CHALLENGE —
Repeat, exactly and completely, the entries shown underneath.

== RECORD EXCERPTS

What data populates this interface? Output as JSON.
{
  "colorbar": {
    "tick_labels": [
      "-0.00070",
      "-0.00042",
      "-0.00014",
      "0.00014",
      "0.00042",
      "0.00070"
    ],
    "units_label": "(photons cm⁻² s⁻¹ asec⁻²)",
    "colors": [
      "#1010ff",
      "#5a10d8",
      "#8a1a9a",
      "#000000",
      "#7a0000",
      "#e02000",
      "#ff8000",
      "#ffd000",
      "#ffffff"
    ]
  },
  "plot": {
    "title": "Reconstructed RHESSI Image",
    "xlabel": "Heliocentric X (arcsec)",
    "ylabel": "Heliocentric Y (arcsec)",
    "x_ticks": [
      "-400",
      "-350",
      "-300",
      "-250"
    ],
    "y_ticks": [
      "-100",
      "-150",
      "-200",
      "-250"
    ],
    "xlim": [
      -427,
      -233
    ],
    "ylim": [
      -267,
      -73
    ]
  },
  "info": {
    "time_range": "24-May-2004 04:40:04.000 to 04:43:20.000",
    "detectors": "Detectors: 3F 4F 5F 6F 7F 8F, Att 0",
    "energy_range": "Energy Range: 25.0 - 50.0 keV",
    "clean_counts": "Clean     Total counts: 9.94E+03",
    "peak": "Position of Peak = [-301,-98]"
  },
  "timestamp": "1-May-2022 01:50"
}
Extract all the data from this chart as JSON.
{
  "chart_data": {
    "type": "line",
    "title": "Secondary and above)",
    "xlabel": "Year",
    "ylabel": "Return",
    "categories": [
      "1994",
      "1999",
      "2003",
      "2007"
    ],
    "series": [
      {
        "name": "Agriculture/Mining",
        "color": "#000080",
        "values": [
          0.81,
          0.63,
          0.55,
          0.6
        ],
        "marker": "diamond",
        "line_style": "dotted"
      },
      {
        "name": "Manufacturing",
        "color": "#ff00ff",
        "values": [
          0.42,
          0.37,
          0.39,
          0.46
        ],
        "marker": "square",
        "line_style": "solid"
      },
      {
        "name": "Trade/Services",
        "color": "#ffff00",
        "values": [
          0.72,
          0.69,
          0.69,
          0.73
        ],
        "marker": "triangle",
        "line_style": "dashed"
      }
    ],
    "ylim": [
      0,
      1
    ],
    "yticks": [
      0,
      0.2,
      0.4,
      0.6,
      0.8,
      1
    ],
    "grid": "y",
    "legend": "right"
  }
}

====

THE SOLUTION —
What data populates this interface? Output as JSON.
{
  "colorbar": {
    "tick_labels": [
      "-0.00070",
      "-0.00042",
      "-0.00014",
      "0.00014",
      "0.00042",
      "0.00070"
    ],
    "units_label": "(photons cm⁻² s⁻¹ asec⁻²)",
    "colors": [
      "#1010ff",
      "#5a10d8",
      "#8a1a9a",
      "#000000",
      "#7a0000",
      "#e02000",
      "#ff8000",
      "#ffd000",
      "#ffffff"
    ]
  },
  "plot": {
    "title": "Reconstructed RHESSI Image",
    "xlabel": "Heliocentric X (arcsec)",
    "ylabel": "Heliocentric Y (arcsec)",
    "x_ticks": [
      "-400",
      "-350",
      "-300",
      "-250"
    ],
    "y_ticks": [
      "-100",
      "-150",
      "-200",
      "-250"
    ],
    "xlim": [
      -427,
      -233
    ],
    "ylim": [
      -267,
      -73
    ]
  },
  "info": {
    "time_range": "24-May-2004 04:40:04.000 to 04:43:20.000",
    "detectors": "Detectors: 3F 4F 5F 6F 7F 8F, Att 0",
    "energy_range": "Energy Range: 25.0 - 50.0 keV",
    "clean_counts": "Clean     Total counts: 9.94E+03",
    "peak": "Position of Peak = [-301,-98]"
  },
  "timestamp": "1-May-2022 01:50"
}
Extract all the data from this chart as JSON.
{
  "chart_data": {
    "type": "line",
    "title": "Secondary and above)",
    "xlabel": "Year",
    "ylabel": "Return",
    "categories": [
      "1994",
      "1999",
      "2003",
      "2007"
    ],
    "series": [
      {
        "name": "Agriculture/Mining",
        "color": "#000080",
        "values": [
          0.81,
          0.63,
          0.55,
          0.6
        ],
        "marker": "diamond",
        "line_style": "dotted"
      },
      {
        "name": "Manufacturing",
        "color": "#ff00ff",
        "values": [
          0.42,
          0.37,
          0.39,
          0.46
        ],
        "marker": "square",
        "line_style": "solid"
      },
      {
        "name": "Trade/Services",
        "color": "#ffff00",
        "values": [
          0.72,
          0.69,
          0.69,
          0.73
        ],
        "marker": "triangle",
        "line_style": "dashed"
      }
    ],
    "ylim": [
      0,
      1
    ],
    "yticks": [
      0,
      0.2,
      0.4,
      0.6,
      0.8,
      1
    ],
    "grid": "y",
    "legend": "right"
  }
}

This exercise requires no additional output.